**Directions**
Pictures stay out of the copy; set down each line of the listing below exactly.

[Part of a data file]
• • • •

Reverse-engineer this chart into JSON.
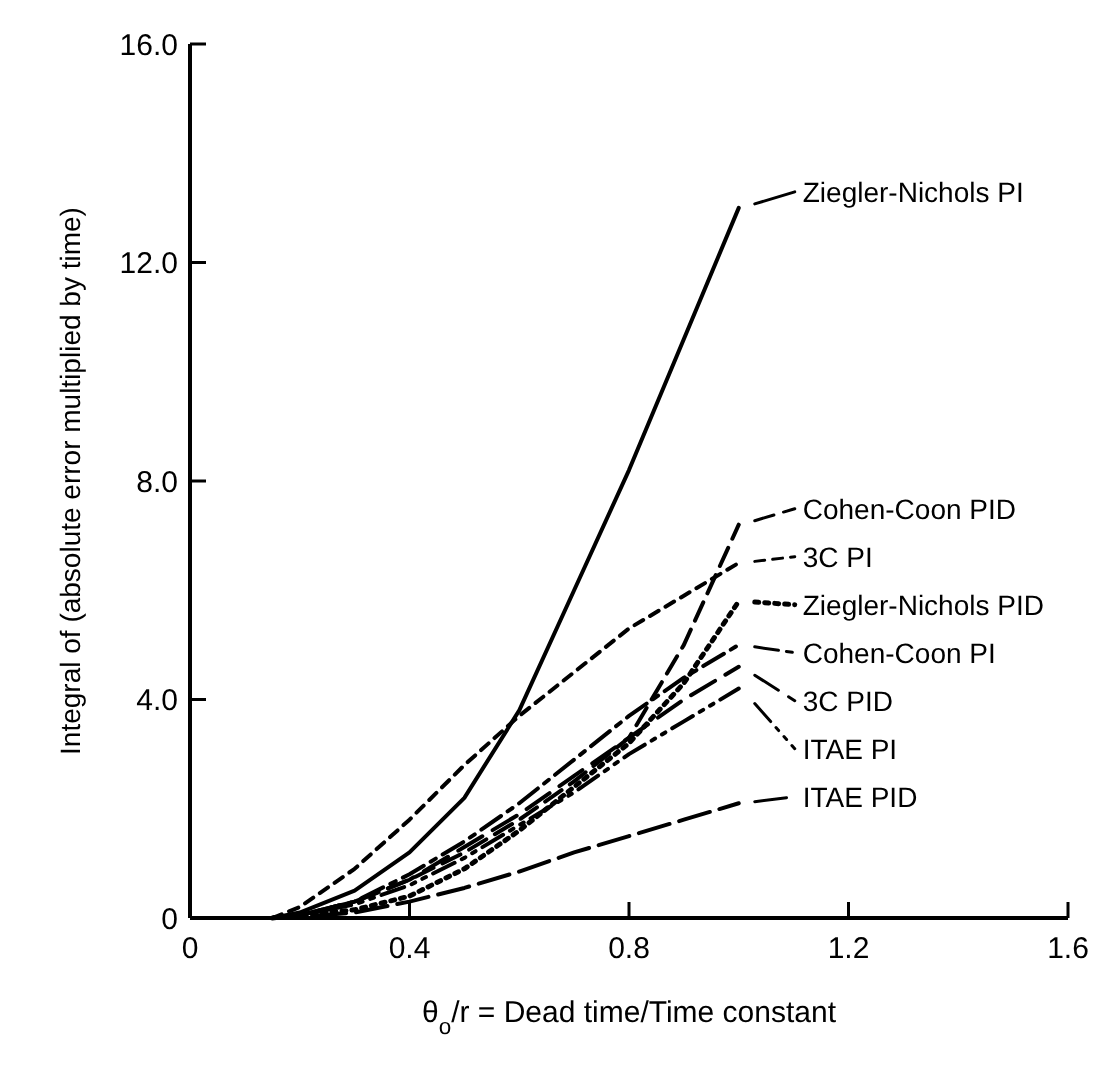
{
  "chart_data": {
    "type": "line",
    "xlabel": "θ$_{o}$/r = Dead time/Time constant",
    "ylabel": "Integral of (absolute error multiplied by time)",
    "xlim": [
      0,
      1.6
    ],
    "ylim": [
      0,
      16
    ],
    "xticks": [
      0,
      {
        "value": 0.4,
        "label": "0.4"
      },
      {
        "value": 0.8,
        "label": "0.8"
      },
      {
        "value": 1.2,
        "label": "1.2"
      },
      {
        "value": 1.6,
        "label": "1.6"
      }
    ],
    "yticks": [
      0,
      {
        "value": 4,
        "label": "4.0"
      },
      {
        "value": 8,
        "label": "8.0"
      },
      {
        "value": 12,
        "label": "12.0"
      },
      {
        "value": 16,
        "label": "16.0"
      }
    ],
    "grid": false,
    "legend": "right",
    "marker": "none",
    "x": [
      0.15,
      0.2,
      0.3,
      0.4,
      0.5,
      0.6,
      0.7,
      0.8,
      0.9,
      1.0
    ],
    "series": [
      {
        "name": "Ziegler-Nichols PI",
        "color": "#000000",
        "line_style": "solid",
        "values": [
          0,
          0.1,
          0.5,
          1.2,
          2.2,
          3.8,
          6.0,
          8.2,
          10.6,
          13.0
        ]
      },
      {
        "name": "Cohen-Coon PID",
        "color": "#000000",
        "line_style": "dashed",
        "values": [
          0,
          0.05,
          0.3,
          0.7,
          1.2,
          1.8,
          2.5,
          3.3,
          5.0,
          7.2
        ]
      },
      {
        "name": "3C PI",
        "color": "#000000",
        "line_style": "dashed",
        "values": [
          0,
          0.2,
          0.9,
          1.8,
          2.8,
          3.7,
          4.5,
          5.3,
          5.9,
          6.5
        ]
      },
      {
        "name": "Ziegler-Nichols PID",
        "color": "#000000",
        "line_style": "dotted",
        "values": [
          0,
          0.05,
          0.15,
          0.4,
          0.9,
          1.6,
          2.4,
          3.2,
          4.3,
          5.8
        ]
      },
      {
        "name": "Cohen-Coon PI",
        "color": "#000000",
        "line_style": "dashed",
        "values": [
          0,
          0.05,
          0.3,
          0.8,
          1.4,
          2.1,
          2.9,
          3.7,
          4.4,
          5.0
        ]
      },
      {
        "name": "3C PID",
        "color": "#000000",
        "line_style": "dashed",
        "values": [
          0,
          0.05,
          0.3,
          0.7,
          1.3,
          1.9,
          2.6,
          3.3,
          4.0,
          4.6
        ]
      },
      {
        "name": "ITAE PI",
        "color": "#000000",
        "line_style": "dashed",
        "values": [
          0,
          0.05,
          0.25,
          0.6,
          1.1,
          1.7,
          2.3,
          3.0,
          3.6,
          4.2
        ]
      },
      {
        "name": "ITAE PID",
        "color": "#000000",
        "line_style": "dashed",
        "values": [
          0,
          0.02,
          0.1,
          0.3,
          0.55,
          0.85,
          1.2,
          1.5,
          1.8,
          2.1
        ]
      }
    ]
  }
}
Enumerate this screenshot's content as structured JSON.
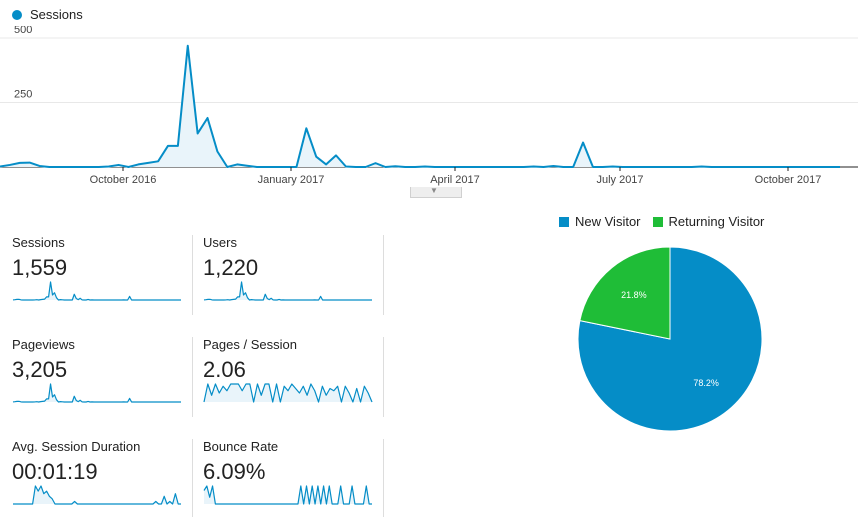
{
  "colors": {
    "accent": "#058dc7",
    "new_visitor": "#058dc7",
    "returning_visitor": "#1fbd37"
  },
  "main_chart": {
    "legend": "Sessions",
    "y_ticks": [
      "500",
      "250"
    ],
    "x_ticks": [
      "October 2016",
      "January 2017",
      "April 2017",
      "July 2017",
      "October 2017"
    ]
  },
  "metrics": [
    {
      "label": "Sessions",
      "value": "1,559"
    },
    {
      "label": "Users",
      "value": "1,220"
    },
    {
      "label": "Pageviews",
      "value": "3,205"
    },
    {
      "label": "Pages / Session",
      "value": "2.06"
    },
    {
      "label": "Avg. Session Duration",
      "value": "00:01:19"
    },
    {
      "label": "Bounce Rate",
      "value": "6.09%"
    }
  ],
  "pie": {
    "legend": [
      "New Visitor",
      "Returning Visitor"
    ],
    "labels": [
      "78.2%",
      "21.8%"
    ]
  },
  "chart_data": [
    {
      "type": "area",
      "series": [
        {
          "name": "Sessions",
          "values": [
            2,
            8,
            16,
            17,
            4,
            0,
            0,
            0,
            0,
            0,
            0,
            2,
            8,
            0,
            10,
            16,
            22,
            82,
            82,
            470,
            130,
            190,
            60,
            0,
            10,
            5,
            0,
            0,
            0,
            0,
            0,
            150,
            40,
            10,
            45,
            2,
            0,
            0,
            15,
            0,
            3,
            0,
            0,
            2,
            0,
            0,
            0,
            0,
            0,
            0,
            0,
            0,
            0,
            0,
            2,
            0,
            4,
            0,
            0,
            95,
            0,
            0,
            2,
            0,
            0,
            0,
            0,
            0,
            0,
            0,
            0,
            2,
            0,
            0,
            0,
            0,
            0,
            0,
            0,
            0,
            0,
            0,
            0,
            0,
            0,
            0
          ]
        }
      ],
      "ylim": [
        0,
        500
      ],
      "y_ticks": [
        250,
        500
      ],
      "x_ticks": [
        "October 2016",
        "January 2017",
        "April 2017",
        "July 2017",
        "October 2017"
      ],
      "grid": true
    },
    {
      "type": "pie",
      "categories": [
        "New Visitor",
        "Returning Visitor"
      ],
      "values": [
        78.2,
        21.8
      ],
      "legend_position": "top"
    }
  ]
}
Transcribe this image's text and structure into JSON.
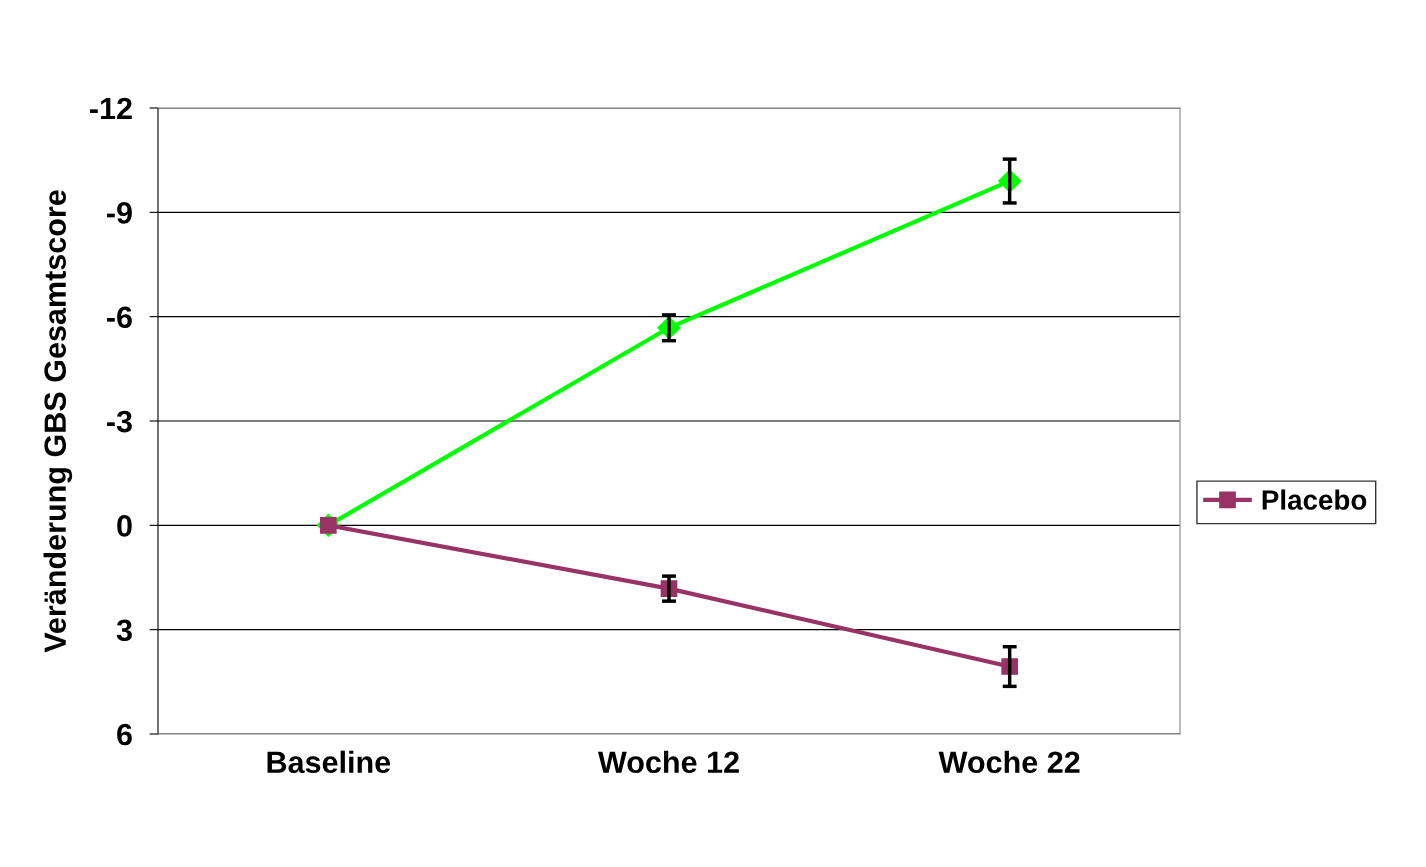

• • • •

**Answer to the problem**
Reverse-engineer this chart into JSON.
{
  "chart_data": {
    "type": "line",
    "xlabel": "θ$_{o}$/r = Dead time/Time constant",
    "ylabel": "Integral of (absolute error multiplied by time)",
    "xlim": [
      0,
      1.6
    ],
    "ylim": [
      0,
      16
    ],
    "xticks": [
      0,
      {
        "value": 0.4,
        "label": "0.4"
      },
      {
        "value": 0.8,
        "label": "0.8"
      },
      {
        "value": 1.2,
        "label": "1.2"
      },
      {
        "value": 1.6,
        "label": "1.6"
      }
    ],
    "yticks": [
      0,
      {
        "value": 4,
        "label": "4.0"
      },
      {
        "value": 8,
        "label": "8.0"
      },
      {
        "value": 12,
        "label": "12.0"
      },
      {
        "value": 16,
        "label": "16.0"
      }
    ],
    "grid": false,
    "legend": "right",
    "marker": "none",
    "x": [
      0.15,
      0.2,
      0.3,
      0.4,
      0.5,
      0.6,
      0.7,
      0.8,
      0.9,
      1.0
    ],
    "series": [
      {
        "name": "Ziegler-Nichols PI",
        "color": "#000000",
        "line_style": "solid",
        "values": [
          0,
          0.1,
          0.5,
          1.2,
          2.2,
          3.8,
          6.0,
          8.2,
          10.6,
          13.0
        ]
      },
      {
        "name": "Cohen-Coon PID",
        "color": "#000000",
        "line_style": "dashed",
        "values": [
          0,
          0.05,
          0.3,
          0.7,
          1.2,
          1.8,
          2.5,
          3.3,
          5.0,
          7.2
        ]
      },
      {
        "name": "3C PI",
        "color": "#000000",
        "line_style": "dashed",
        "values": [
          0,
          0.2,
          0.9,
          1.8,
          2.8,
          3.7,
          4.5,
          5.3,
          5.9,
          6.5
        ]
      },
      {
        "name": "Ziegler-Nichols PID",
        "color": "#000000",
        "line_style": "dotted",
        "values": [
          0,
          0.05,
          0.15,
          0.4,
          0.9,
          1.6,
          2.4,
          3.2,
          4.3,
          5.8
        ]
      },
      {
        "name": "Cohen-Coon PI",
        "color": "#000000",
        "line_style": "dashed",
        "values": [
          0,
          0.05,
          0.3,
          0.8,
          1.4,
          2.1,
          2.9,
          3.7,
          4.4,
          5.0
        ]
      },
      {
        "name": "3C PID",
        "color": "#000000",
        "line_style": "dashed",
        "values": [
          0,
          0.05,
          0.3,
          0.7,
          1.3,
          1.9,
          2.6,
          3.3,
          4.0,
          4.6
        ]
      },
      {
        "name": "ITAE PI",
        "color": "#000000",
        "line_style": "dashed",
        "values": [
          0,
          0.05,
          0.25,
          0.6,
          1.1,
          1.7,
          2.3,
          3.0,
          3.6,
          4.2
        ]
      },
      {
        "name": "ITAE PID",
        "color": "#000000",
        "line_style": "dashed",
        "values": [
          0,
          0.02,
          0.1,
          0.3,
          0.55,
          0.85,
          1.2,
          1.5,
          1.8,
          2.1
        ]
      }
    ]
  }
}
Enumerate this screenshot's content as structured JSON.
{
  "colors": {
    "accent": "#058dc7",
    "new_visitor": "#058dc7",
    "returning_visitor": "#1fbd37"
  },
  "main_chart": {
    "legend": "Sessions",
    "y_ticks": [
      "500",
      "250"
    ],
    "x_ticks": [
      "October 2016",
      "January 2017",
      "April 2017",
      "July 2017",
      "October 2017"
    ]
  },
  "metrics": [
    {
      "label": "Sessions",
      "value": "1,559"
    },
    {
      "label": "Users",
      "value": "1,220"
    },
    {
      "label": "Pageviews",
      "value": "3,205"
    },
    {
      "label": "Pages / Session",
      "value": "2.06"
    },
    {
      "label": "Avg. Session Duration",
      "value": "00:01:19"
    },
    {
      "label": "Bounce Rate",
      "value": "6.09%"
    }
  ],
  "pie": {
    "legend": [
      "New Visitor",
      "Returning Visitor"
    ],
    "labels": [
      "78.2%",
      "21.8%"
    ]
  },
  "chart_data": [
    {
      "type": "area",
      "series": [
        {
          "name": "Sessions",
          "values": [
            2,
            8,
            16,
            17,
            4,
            0,
            0,
            0,
            0,
            0,
            0,
            2,
            8,
            0,
            10,
            16,
            22,
            82,
            82,
            470,
            130,
            190,
            60,
            0,
            10,
            5,
            0,
            0,
            0,
            0,
            0,
            150,
            40,
            10,
            45,
            2,
            0,
            0,
            15,
            0,
            3,
            0,
            0,
            2,
            0,
            0,
            0,
            0,
            0,
            0,
            0,
            0,
            0,
            0,
            2,
            0,
            4,
            0,
            0,
            95,
            0,
            0,
            2,
            0,
            0,
            0,
            0,
            0,
            0,
            0,
            0,
            2,
            0,
            0,
            0,
            0,
            0,
            0,
            0,
            0,
            0,
            0,
            0,
            0,
            0,
            0
          ]
        }
      ],
      "ylim": [
        0,
        500
      ],
      "y_ticks": [
        250,
        500
      ],
      "x_ticks": [
        "October 2016",
        "January 2017",
        "April 2017",
        "July 2017",
        "October 2017"
      ],
      "grid": true
    },
    {
      "type": "pie",
      "categories": [
        "New Visitor",
        "Returning Visitor"
      ],
      "values": [
        78.2,
        21.8
      ],
      "legend_position": "top"
    }
  ]
}
Transcribe this image's text and structure into JSON.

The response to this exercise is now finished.